*RECORDS FOR THE EXERCISE*.
--- --- ---

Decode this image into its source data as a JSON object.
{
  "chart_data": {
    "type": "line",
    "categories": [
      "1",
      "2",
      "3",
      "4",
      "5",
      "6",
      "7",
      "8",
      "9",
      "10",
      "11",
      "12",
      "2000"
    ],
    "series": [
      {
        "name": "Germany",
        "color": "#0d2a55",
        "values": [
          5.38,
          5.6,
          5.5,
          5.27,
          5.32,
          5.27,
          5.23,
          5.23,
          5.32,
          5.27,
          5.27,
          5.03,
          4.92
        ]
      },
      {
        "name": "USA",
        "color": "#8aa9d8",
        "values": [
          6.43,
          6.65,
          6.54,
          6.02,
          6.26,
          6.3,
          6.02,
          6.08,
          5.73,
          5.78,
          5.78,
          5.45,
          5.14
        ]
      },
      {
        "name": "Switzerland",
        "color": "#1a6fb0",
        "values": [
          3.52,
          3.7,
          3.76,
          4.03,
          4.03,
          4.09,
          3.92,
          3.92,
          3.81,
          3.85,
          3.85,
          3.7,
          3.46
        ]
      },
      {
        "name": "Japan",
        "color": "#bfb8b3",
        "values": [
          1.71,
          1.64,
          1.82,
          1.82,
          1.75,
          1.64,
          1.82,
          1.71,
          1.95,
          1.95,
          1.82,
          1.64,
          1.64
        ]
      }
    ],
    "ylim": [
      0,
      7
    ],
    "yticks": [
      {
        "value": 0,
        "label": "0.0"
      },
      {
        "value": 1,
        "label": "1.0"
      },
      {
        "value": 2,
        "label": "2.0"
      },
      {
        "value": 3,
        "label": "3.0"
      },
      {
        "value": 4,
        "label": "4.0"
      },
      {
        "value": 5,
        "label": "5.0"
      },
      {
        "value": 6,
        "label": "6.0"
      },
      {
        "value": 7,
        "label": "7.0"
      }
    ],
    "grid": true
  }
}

--- --- ---

*DIRECTIONS*.
Set down every line of the listing above again, exactly as given.

*EXERCISE SOLUTION*.
Decode this image into its source data as a JSON object.
{
  "chart_data": {
    "type": "line",
    "categories": [
      "1",
      "2",
      "3",
      "4",
      "5",
      "6",
      "7",
      "8",
      "9",
      "10",
      "11",
      "12",
      "2000"
    ],
    "series": [
      {
        "name": "Germany",
        "color": "#0d2a55",
        "values": [
          5.38,
          5.6,
          5.5,
          5.27,
          5.32,
          5.27,
          5.23,
          5.23,
          5.32,
          5.27,
          5.27,
          5.03,
          4.92
        ]
      },
      {
        "name": "USA",
        "color": "#8aa9d8",
        "values": [
          6.43,
          6.65,
          6.54,
          6.02,
          6.26,
          6.3,
          6.02,
          6.08,
          5.73,
          5.78,
          5.78,
          5.45,
          5.14
        ]
      },
      {
        "name": "Switzerland",
        "color": "#1a6fb0",
        "values": [
          3.52,
          3.7,
          3.76,
          4.03,
          4.03,
          4.09,
          3.92,
          3.92,
          3.81,
          3.85,
          3.85,
          3.7,
          3.46
        ]
      },
      {
        "name": "Japan",
        "color": "#bfb8b3",
        "values": [
          1.71,
          1.64,
          1.82,
          1.82,
          1.75,
          1.64,
          1.82,
          1.71,
          1.95,
          1.95,
          1.82,
          1.64,
          1.64
        ]
      }
    ],
    "ylim": [
      0,
      7
    ],
    "yticks": [
      {
        "value": 0,
        "label": "0.0"
      },
      {
        "value": 1,
        "label": "1.0"
      },
      {
        "value": 2,
        "label": "2.0"
      },
      {
        "value": 3,
        "label": "3.0"
      },
      {
        "value": 4,
        "label": "4.0"
      },
      {
        "value": 5,
        "label": "5.0"
      },
      {
        "value": 6,
        "label": "6.0"
      },
      {
        "value": 7,
        "label": "7.0"
      }
    ],
    "grid": true
  }
}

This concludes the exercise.